Work request »
Find every line in the records below that holds the word "wieder" and copy it.

Entries supplied »
______________________________

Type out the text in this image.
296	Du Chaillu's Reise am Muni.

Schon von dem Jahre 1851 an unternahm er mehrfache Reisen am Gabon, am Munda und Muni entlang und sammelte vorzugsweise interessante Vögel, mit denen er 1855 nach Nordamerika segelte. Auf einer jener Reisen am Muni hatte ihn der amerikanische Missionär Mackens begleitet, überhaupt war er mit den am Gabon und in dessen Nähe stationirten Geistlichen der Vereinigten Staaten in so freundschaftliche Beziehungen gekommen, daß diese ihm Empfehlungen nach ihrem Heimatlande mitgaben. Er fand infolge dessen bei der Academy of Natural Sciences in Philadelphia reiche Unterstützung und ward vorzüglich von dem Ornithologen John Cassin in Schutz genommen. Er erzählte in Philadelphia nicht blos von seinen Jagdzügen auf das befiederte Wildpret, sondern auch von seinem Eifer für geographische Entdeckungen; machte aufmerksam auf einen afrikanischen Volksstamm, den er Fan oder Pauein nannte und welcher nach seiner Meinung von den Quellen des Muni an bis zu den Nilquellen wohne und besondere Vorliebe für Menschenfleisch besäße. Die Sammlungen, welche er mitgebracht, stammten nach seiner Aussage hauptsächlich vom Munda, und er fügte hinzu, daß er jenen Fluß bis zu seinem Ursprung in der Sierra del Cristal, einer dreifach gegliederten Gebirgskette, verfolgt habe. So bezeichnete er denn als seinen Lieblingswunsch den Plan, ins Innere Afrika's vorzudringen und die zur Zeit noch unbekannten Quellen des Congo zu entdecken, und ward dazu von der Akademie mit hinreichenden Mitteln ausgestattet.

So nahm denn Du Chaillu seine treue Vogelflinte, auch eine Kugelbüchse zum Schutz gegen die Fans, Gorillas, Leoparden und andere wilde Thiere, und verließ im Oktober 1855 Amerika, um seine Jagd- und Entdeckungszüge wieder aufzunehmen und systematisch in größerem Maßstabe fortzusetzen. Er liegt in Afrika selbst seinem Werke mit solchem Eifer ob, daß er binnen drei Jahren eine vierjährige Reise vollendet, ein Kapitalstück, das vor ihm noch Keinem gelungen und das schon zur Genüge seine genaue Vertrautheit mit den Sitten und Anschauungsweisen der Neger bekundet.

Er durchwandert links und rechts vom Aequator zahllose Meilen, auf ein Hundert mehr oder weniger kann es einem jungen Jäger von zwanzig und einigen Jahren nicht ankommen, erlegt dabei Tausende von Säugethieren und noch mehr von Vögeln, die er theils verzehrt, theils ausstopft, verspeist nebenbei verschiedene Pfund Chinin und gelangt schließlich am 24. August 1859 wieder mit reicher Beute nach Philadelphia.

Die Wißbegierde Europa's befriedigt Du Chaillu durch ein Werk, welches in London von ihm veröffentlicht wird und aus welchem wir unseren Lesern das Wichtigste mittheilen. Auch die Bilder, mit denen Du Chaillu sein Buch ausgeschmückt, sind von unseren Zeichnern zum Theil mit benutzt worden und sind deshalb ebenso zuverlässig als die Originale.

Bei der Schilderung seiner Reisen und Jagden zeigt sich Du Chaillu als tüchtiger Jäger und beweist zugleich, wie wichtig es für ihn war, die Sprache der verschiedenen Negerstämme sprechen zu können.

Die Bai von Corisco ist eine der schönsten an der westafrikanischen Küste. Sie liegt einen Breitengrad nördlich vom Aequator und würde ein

______________________________

Task output »
So nahm denn Du Chaillu seine treue Vogelflinte, auch eine Kugelbüchse zum Schutz gegen die Fans, Gorillas, Leoparden und andere wilde Thiere, und verließ im Oktober 1855 Amerika, um seine Jagd- und Entdeckungszüge wieder aufzunehmen und systematisch in größerem Maßstabe fortzusetzen. Er liegt in Afrika selbst seinem Werke mit solchem Eifer ob, daß er binnen drei Jahren eine vierjährige Reise vollendet, ein Kapitalstück, das vor ihm noch Keinem gelungen und das schon zur Genüge seine genaue Vertrautheit mit den Sitten und Anschauungsweisen der Neger bekundet.
Er durchwandert links und rechts vom Aequator zahllose Meilen, auf ein Hundert mehr oder weniger kann es einem jungen Jäger von zwanzig und einigen Jahren nicht ankommen, erlegt dabei Tausende von Säugethieren und noch mehr von Vögeln, die er theils verzehrt, theils ausstopft, verspeist nebenbei verschiedene Pfund Chinin und gelangt schließlich am 24. August 1859 wieder mit reicher Beute nach Philadelphia.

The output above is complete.